Data provided:
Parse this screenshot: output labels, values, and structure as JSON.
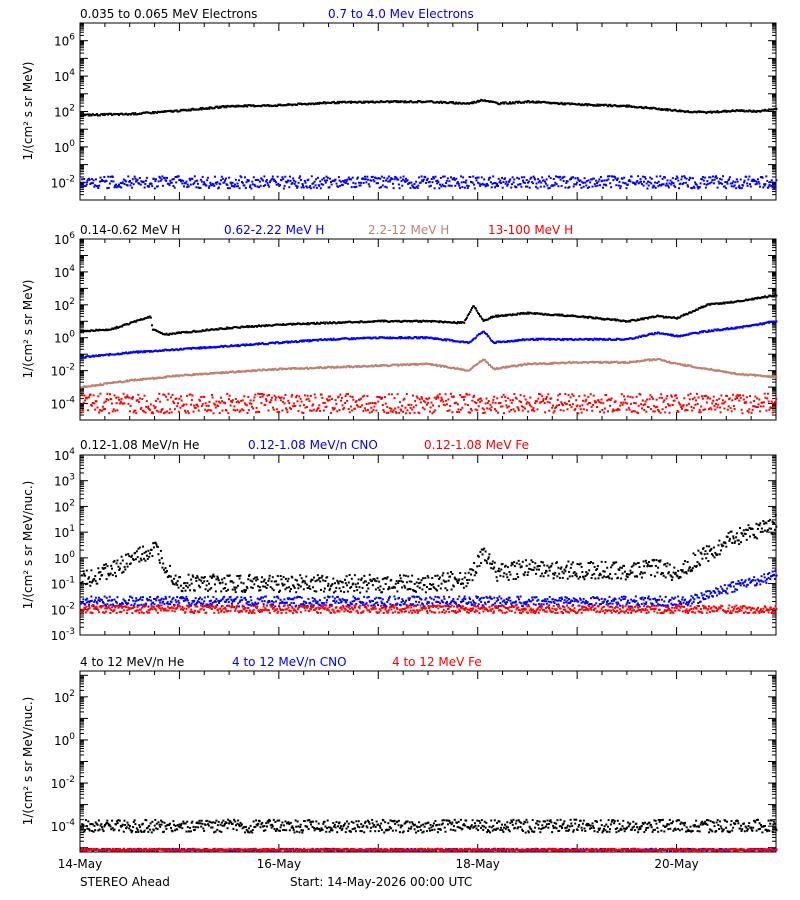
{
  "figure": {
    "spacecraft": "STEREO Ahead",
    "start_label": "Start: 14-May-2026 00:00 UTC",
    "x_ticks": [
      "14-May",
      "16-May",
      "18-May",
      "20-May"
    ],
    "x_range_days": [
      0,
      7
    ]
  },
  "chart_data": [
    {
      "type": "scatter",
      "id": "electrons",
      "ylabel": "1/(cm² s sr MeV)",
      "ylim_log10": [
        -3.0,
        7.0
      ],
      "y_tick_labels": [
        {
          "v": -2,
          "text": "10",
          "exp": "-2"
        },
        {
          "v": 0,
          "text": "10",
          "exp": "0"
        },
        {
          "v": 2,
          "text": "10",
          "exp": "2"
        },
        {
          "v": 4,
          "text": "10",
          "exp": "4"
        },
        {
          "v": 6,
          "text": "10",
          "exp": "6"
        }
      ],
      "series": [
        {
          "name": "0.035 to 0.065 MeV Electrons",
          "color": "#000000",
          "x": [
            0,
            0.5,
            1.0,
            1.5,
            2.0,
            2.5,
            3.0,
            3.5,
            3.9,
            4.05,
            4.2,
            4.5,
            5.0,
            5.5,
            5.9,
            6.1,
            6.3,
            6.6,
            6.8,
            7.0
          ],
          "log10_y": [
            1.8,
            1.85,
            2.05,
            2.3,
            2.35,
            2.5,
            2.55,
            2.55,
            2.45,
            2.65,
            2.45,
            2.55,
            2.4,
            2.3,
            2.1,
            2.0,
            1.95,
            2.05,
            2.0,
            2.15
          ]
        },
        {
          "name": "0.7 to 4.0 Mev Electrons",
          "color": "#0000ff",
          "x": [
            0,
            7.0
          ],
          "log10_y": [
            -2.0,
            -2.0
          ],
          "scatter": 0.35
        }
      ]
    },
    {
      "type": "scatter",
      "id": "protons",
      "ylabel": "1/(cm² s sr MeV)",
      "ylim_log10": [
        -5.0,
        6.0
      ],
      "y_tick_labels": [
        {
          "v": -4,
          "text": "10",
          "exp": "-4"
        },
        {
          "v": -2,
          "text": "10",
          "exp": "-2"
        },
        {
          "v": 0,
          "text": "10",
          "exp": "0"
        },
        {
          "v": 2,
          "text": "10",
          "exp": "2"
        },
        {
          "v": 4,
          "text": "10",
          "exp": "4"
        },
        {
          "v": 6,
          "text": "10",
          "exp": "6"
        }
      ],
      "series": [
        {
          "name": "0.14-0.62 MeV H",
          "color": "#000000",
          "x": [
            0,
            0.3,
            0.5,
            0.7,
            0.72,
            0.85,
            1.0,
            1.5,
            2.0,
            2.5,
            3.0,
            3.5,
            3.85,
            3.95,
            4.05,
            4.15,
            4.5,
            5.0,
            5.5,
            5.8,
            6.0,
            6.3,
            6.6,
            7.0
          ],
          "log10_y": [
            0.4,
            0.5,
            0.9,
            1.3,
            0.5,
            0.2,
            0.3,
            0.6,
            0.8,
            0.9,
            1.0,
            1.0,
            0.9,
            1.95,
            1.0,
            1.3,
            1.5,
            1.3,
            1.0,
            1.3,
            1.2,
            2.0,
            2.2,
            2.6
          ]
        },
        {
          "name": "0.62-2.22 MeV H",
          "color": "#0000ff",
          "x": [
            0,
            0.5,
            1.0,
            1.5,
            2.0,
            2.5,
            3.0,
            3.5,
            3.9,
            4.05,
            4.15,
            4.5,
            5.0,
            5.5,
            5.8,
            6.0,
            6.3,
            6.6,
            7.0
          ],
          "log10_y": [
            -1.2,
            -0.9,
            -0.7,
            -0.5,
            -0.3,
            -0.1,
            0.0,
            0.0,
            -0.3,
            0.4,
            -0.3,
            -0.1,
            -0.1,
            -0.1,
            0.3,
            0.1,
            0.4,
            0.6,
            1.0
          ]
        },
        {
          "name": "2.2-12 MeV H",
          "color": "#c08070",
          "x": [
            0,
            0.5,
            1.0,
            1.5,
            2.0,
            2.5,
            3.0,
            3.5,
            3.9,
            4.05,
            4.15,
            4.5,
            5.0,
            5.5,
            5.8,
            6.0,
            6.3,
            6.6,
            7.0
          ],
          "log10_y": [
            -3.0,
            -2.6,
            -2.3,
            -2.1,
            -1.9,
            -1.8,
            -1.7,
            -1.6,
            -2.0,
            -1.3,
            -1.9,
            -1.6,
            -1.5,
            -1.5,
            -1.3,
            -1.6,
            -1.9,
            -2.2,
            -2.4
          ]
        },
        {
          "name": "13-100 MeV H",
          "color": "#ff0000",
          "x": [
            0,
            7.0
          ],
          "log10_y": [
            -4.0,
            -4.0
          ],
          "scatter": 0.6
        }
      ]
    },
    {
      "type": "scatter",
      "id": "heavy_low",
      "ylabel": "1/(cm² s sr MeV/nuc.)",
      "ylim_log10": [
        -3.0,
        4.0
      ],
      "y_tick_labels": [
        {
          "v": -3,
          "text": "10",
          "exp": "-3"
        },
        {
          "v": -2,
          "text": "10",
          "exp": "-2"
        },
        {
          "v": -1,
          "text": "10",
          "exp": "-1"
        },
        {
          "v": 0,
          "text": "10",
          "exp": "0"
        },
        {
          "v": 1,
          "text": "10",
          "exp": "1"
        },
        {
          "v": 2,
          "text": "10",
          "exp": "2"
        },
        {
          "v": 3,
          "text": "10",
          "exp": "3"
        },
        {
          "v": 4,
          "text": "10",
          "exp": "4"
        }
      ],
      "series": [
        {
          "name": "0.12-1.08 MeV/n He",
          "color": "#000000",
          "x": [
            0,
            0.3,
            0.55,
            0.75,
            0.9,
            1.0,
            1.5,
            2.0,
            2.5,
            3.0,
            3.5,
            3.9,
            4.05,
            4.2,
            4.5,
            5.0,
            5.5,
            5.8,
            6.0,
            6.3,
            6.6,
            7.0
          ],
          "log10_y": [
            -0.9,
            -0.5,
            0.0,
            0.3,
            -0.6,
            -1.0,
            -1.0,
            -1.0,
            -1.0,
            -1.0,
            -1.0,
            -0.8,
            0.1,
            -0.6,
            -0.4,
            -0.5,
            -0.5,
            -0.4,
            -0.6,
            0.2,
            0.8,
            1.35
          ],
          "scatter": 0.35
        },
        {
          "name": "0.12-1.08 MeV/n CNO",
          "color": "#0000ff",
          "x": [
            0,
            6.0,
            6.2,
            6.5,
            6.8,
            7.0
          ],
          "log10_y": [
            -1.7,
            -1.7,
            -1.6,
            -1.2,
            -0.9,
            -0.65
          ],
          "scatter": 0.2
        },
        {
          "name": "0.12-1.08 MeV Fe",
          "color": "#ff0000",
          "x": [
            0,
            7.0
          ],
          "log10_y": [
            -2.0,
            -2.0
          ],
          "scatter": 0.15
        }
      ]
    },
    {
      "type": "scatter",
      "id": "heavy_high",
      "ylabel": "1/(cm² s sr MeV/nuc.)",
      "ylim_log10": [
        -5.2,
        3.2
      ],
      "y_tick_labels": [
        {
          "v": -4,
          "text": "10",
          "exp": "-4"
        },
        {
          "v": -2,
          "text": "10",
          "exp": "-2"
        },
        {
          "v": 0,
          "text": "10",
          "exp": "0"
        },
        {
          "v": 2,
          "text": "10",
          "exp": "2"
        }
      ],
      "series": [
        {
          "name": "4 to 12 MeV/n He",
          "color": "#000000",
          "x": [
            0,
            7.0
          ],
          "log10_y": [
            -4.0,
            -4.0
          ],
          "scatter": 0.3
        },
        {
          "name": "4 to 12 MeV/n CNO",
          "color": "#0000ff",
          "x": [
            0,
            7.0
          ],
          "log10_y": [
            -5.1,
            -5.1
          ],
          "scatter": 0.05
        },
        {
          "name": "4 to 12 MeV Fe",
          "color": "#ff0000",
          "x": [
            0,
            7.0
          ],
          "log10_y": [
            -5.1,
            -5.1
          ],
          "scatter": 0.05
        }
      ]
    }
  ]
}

==

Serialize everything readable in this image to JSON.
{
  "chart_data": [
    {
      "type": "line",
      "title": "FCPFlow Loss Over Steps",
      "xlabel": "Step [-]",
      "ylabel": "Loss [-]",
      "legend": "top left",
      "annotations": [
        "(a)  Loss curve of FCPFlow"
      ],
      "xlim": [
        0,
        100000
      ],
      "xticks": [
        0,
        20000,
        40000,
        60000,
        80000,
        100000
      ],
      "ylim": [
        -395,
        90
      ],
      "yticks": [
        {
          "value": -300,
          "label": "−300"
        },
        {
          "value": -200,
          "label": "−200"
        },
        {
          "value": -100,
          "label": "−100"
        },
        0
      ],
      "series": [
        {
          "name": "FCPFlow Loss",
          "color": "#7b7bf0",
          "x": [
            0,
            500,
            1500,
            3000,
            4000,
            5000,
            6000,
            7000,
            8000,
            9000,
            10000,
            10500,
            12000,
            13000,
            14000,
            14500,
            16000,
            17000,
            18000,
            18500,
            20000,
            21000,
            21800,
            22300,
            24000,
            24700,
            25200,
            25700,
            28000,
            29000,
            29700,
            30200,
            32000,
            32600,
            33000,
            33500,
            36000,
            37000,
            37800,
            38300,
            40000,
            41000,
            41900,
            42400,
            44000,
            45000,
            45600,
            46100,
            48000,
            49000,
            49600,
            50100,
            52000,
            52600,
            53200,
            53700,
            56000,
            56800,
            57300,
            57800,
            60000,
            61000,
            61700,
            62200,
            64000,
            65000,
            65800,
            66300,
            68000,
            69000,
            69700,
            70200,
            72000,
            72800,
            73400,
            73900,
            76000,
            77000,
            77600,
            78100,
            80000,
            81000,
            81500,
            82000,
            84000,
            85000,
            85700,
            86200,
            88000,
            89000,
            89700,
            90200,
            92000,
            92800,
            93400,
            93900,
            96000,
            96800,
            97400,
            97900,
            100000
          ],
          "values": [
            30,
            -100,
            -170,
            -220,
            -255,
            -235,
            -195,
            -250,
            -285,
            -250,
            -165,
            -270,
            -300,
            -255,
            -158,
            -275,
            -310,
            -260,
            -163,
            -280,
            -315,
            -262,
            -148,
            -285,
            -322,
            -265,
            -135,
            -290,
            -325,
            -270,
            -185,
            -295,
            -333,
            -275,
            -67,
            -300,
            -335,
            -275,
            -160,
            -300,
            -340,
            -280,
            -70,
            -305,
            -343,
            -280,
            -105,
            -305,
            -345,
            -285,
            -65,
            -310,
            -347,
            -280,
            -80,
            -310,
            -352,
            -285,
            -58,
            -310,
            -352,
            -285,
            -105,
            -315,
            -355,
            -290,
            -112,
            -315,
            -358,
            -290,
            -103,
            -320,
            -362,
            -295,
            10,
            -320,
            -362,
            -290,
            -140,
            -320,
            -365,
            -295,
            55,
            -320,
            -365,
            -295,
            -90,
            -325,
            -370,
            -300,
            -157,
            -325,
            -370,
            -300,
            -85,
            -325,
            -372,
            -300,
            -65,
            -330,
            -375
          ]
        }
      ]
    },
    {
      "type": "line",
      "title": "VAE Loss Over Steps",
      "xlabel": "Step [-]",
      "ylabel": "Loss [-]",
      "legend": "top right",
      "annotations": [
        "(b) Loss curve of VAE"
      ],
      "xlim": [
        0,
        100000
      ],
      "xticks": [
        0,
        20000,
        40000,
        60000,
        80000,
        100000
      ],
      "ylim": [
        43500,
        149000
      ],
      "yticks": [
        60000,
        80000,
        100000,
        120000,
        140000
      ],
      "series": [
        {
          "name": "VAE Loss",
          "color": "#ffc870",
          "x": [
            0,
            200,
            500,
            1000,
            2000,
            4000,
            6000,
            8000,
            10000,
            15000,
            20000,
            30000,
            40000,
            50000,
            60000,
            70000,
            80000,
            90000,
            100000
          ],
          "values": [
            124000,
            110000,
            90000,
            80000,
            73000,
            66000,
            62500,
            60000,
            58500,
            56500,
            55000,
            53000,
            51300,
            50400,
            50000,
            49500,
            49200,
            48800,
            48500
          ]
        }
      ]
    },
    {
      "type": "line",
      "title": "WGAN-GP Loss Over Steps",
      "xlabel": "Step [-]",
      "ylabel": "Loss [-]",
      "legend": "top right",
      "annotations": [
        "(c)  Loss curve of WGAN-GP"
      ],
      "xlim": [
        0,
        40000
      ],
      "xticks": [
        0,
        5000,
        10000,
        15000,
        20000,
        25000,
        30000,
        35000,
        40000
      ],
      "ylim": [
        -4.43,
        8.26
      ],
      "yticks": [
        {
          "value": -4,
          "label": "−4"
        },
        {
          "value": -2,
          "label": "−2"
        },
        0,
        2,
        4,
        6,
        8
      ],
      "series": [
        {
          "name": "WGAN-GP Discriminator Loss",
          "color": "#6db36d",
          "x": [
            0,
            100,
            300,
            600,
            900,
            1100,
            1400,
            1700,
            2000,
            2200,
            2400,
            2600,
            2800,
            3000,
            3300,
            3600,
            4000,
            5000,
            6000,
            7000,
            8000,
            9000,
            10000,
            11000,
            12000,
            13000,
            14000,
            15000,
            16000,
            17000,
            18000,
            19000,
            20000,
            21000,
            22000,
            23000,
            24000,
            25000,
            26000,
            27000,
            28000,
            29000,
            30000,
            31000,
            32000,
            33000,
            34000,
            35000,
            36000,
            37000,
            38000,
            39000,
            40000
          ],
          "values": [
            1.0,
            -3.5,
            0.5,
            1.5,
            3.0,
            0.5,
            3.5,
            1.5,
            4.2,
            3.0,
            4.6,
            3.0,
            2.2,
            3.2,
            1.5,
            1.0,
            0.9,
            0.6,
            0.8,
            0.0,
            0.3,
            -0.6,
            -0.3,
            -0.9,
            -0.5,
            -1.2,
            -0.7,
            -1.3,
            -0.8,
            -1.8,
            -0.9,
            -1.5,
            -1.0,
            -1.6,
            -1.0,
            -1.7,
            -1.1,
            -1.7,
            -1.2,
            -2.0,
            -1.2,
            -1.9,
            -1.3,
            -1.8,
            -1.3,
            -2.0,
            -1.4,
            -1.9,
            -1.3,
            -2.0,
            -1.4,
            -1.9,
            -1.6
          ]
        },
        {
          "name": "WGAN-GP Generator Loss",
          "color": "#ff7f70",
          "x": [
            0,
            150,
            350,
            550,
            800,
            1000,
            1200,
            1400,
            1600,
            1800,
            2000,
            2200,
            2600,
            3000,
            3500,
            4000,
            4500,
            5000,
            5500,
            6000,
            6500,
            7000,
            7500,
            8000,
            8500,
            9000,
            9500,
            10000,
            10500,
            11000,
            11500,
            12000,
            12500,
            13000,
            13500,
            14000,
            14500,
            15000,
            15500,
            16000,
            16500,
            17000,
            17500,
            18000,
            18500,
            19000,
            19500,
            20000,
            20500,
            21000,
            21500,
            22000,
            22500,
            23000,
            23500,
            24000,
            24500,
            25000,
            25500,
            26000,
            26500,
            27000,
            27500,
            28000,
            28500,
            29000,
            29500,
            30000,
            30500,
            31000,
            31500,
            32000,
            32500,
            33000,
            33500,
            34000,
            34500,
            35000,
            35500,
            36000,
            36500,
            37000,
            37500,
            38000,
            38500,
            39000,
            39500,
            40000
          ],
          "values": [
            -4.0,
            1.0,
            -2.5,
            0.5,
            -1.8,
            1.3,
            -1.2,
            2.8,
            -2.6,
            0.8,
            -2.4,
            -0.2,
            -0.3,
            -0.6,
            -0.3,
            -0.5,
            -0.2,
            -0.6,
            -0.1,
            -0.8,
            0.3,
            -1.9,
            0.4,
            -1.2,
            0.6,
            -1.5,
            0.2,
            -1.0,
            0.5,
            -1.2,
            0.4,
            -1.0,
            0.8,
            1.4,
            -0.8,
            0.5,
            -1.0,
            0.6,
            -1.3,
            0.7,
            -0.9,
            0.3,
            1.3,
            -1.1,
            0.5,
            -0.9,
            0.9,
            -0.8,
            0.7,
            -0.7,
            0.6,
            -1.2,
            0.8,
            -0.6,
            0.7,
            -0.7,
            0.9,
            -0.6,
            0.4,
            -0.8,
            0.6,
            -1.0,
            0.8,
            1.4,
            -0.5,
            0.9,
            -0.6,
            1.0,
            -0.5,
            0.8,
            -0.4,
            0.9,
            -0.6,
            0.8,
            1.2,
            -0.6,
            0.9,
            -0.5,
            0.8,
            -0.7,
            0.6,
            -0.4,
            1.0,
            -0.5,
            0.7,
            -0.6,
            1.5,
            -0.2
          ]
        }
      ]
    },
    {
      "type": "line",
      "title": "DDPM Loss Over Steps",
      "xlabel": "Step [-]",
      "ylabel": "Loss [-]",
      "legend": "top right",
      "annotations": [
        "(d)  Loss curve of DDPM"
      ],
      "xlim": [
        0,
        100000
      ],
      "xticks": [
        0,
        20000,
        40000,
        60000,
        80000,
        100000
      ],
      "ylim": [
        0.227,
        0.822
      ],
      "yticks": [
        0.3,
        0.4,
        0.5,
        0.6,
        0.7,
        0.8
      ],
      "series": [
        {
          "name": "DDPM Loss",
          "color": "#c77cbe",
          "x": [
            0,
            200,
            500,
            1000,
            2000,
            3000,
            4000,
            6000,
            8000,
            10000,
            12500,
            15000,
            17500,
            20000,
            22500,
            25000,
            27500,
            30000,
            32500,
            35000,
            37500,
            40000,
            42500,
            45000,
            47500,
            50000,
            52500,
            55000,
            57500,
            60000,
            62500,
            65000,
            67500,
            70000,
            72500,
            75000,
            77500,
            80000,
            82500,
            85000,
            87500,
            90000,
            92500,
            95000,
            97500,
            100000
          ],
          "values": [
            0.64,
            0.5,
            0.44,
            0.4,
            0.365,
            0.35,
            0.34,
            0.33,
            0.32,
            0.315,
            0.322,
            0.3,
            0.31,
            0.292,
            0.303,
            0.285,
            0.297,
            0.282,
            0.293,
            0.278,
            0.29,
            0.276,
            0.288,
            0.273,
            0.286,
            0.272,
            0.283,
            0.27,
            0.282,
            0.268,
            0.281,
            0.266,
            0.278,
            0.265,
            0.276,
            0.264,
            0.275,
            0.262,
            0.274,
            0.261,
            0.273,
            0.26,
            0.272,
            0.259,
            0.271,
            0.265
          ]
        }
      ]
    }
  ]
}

Directive: Copy whichever lines in the listing above contain the word "curve".

Exercise result:
        "(a)  Loss curve of FCPFlow"
        "(b) Loss curve of VAE"
        "(c)  Loss curve of WGAN-GP"
        "(d)  Loss curve of DDPM"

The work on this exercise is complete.